_The request:_ Review the lines that follow and copy each one that contains the word "following".
-- Begin --
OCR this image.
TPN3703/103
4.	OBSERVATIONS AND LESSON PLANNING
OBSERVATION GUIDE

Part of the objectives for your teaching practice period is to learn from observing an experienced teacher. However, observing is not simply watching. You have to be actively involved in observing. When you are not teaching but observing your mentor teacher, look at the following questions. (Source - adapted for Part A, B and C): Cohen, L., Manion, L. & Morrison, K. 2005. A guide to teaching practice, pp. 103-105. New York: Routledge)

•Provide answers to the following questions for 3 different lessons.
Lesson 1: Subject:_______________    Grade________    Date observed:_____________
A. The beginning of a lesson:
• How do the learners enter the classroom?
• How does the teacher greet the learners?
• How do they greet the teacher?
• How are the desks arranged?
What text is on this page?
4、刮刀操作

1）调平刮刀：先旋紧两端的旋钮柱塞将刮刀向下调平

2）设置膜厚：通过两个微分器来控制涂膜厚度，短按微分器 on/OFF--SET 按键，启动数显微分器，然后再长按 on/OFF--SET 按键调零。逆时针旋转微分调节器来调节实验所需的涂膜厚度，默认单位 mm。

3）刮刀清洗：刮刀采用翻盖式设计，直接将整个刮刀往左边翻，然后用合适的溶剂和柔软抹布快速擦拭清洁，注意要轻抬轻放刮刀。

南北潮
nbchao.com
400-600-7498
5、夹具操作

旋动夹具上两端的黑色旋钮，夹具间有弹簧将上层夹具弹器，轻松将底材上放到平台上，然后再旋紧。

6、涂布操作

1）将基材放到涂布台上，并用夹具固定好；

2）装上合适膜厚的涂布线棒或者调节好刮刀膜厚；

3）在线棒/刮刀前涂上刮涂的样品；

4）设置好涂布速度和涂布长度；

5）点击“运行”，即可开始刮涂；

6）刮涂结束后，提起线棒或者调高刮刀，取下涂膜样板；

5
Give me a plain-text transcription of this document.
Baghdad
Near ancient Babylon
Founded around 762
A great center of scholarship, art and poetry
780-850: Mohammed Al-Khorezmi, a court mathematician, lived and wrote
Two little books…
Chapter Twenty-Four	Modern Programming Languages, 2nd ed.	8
-- End --
_The output:_
Part of the objectives for your teaching practice period is to learn from observing an experienced teacher. However, observing is not simply watching. You have to be actively involved in observing. When you are not teaching but observing your mentor teacher, look at the following questions. (Source - adapted for Part A, B and C): Cohen, L., Manion, L. & Morrison, K. 2005. A guide to teaching practice, pp. 103-105. New York: Routledge)
•Provide answers to the following questions for 3 different lessons.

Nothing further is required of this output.